DATASET EXTRACT:
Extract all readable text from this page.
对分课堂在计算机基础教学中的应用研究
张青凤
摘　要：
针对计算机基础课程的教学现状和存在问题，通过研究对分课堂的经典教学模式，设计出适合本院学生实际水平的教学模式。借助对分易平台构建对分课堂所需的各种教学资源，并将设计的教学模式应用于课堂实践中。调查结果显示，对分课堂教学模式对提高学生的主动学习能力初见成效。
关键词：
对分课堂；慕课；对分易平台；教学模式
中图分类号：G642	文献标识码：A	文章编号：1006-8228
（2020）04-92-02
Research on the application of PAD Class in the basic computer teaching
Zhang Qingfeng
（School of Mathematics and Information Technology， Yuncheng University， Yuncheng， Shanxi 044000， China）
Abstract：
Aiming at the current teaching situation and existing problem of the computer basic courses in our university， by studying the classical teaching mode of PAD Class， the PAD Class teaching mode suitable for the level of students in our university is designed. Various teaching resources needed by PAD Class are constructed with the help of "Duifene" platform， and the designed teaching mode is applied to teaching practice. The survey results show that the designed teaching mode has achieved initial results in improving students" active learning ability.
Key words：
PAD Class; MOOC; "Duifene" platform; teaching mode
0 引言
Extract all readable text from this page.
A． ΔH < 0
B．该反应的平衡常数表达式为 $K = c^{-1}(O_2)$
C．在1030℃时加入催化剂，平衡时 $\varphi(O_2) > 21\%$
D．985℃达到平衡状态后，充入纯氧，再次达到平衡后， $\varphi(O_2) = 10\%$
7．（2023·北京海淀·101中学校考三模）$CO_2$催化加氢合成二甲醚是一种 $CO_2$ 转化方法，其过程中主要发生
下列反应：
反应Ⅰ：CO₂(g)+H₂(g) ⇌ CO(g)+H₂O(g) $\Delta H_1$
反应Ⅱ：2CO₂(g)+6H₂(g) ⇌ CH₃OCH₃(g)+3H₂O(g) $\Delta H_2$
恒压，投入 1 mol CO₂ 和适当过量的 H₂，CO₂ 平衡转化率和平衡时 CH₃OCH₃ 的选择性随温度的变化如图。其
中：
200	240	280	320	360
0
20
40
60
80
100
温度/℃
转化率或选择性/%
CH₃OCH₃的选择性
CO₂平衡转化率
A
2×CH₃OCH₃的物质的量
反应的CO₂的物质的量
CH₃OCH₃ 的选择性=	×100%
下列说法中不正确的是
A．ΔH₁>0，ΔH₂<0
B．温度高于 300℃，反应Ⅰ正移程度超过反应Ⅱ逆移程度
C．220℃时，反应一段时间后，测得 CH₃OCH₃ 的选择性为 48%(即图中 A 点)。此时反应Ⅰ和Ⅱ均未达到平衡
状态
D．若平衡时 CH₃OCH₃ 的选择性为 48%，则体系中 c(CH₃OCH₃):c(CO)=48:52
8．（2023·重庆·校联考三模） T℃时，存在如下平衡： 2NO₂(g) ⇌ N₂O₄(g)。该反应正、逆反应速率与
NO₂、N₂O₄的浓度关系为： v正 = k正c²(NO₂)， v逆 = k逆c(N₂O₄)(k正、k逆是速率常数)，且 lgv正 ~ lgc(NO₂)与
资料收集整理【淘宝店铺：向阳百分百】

PROBLEM TO SOLVE:
Search the data for "basic". Copy every matching line.

IN RESPONSE:
Research on the application of PAD Class in the basic computer teaching
Aiming at the current teaching situation and existing problem of the computer basic courses in our university， by studying the classical teaching mode of PAD Class， the PAD Class teaching mode suitable for the level of students in our university is designed. Various teaching resources needed by PAD Class are constructed with the help of "Duifene" platform， and the designed teaching mode is applied to teaching practice. The survey results show that the designed teaching mode has achieved initial results in improving students" active learning ability.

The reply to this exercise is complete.